Provided information:
------------------------------

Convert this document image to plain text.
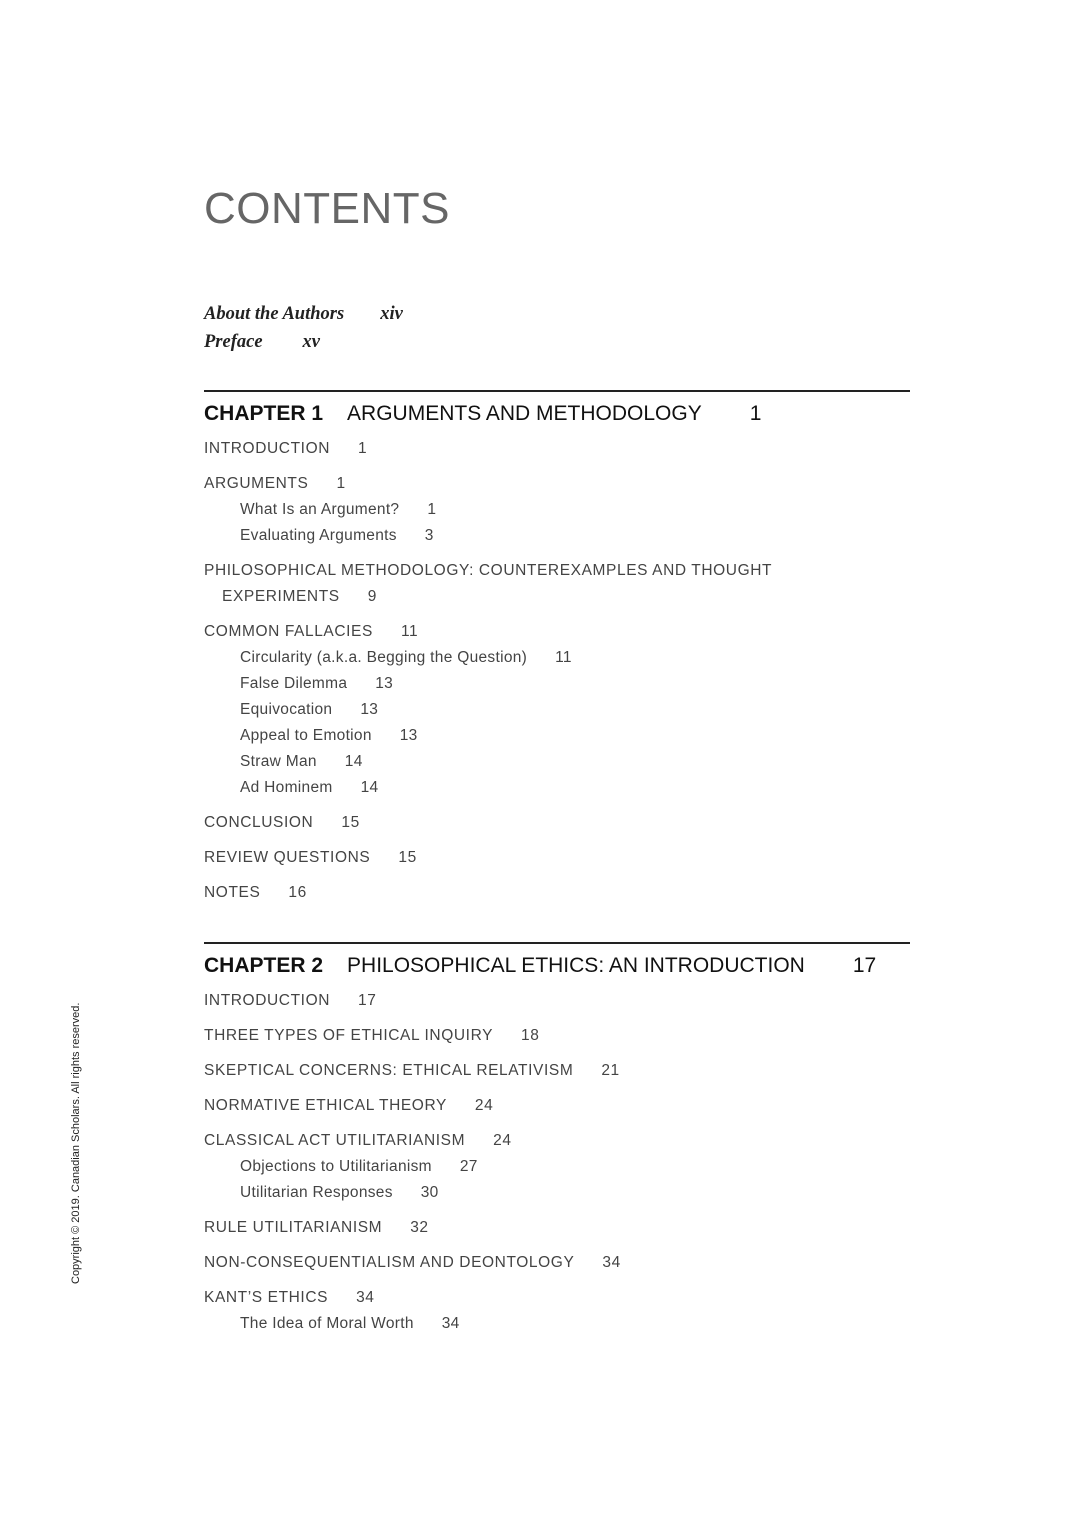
CONTENTS
About the Authors xiv
Preface xv
CHAPTER 1 ARGUMENTS AND METHODOLOGY 1
INTRODUCTION 1
ARGUMENTS 1
What Is an Argument? 1
Evaluating Arguments 3
PHILOSOPHICAL METHODOLOGY: COUNTEREXAMPLES AND THOUGHT
EXPERIMENTS 9
COMMON FALLACIES 11
Circularity (a.k.a. Begging the Question) 11
False Dilemma 13
Equivocation 13
Appeal to Emotion 13
Straw Man 14
Ad Hominem 14
CONCLUSION 15
REVIEW QUESTIONS 15
NOTES 16
CHAPTER 2 PHILOSOPHICAL ETHICS: AN INTRODUCTION 17
INTRODUCTION 17
THREE TYPES OF ETHICAL INQUIRY 18
SKEPTICAL CONCERNS: ETHICAL RELATIVISM 21
NORMATIVE ETHICAL THEORY 24
CLASSICAL ACT UTILITARIANISM 24
Objections to Utilitarianism 27
Utilitarian Responses 30
RULE UTILITARIANISM 32
NON-CONSEQUENTIALISM AND DEONTOLOGY 34
KANT’S ETHICS 34
The Idea of Moral Worth 34
Copyright © 2019. Canadian Scholars. All rights reserved.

------------------------------

Written request:
Without the pictures, output the full listing exactly as it stands.

Solved exercise:
Convert this document image to plain text.
CONTENTS
About the Authors xiv
Preface xv
CHAPTER 1 ARGUMENTS AND METHODOLOGY 1
INTRODUCTION 1
ARGUMENTS 1
What Is an Argument? 1
Evaluating Arguments 3
PHILOSOPHICAL METHODOLOGY: COUNTEREXAMPLES AND THOUGHT
EXPERIMENTS 9
COMMON FALLACIES 11
Circularity (a.k.a. Begging the Question) 11
False Dilemma 13
Equivocation 13
Appeal to Emotion 13
Straw Man 14
Ad Hominem 14
CONCLUSION 15
REVIEW QUESTIONS 15
NOTES 16
CHAPTER 2 PHILOSOPHICAL ETHICS: AN INTRODUCTION 17
INTRODUCTION 17
THREE TYPES OF ETHICAL INQUIRY 18
SKEPTICAL CONCERNS: ETHICAL RELATIVISM 21
NORMATIVE ETHICAL THEORY 24
CLASSICAL ACT UTILITARIANISM 24
Objections to Utilitarianism 27
Utilitarian Responses 30
RULE UTILITARIANISM 32
NON-CONSEQUENTIALISM AND DEONTOLOGY 34
KANT’S ETHICS 34
The Idea of Moral Worth 34
Copyright © 2019. Canadian Scholars. All rights reserved.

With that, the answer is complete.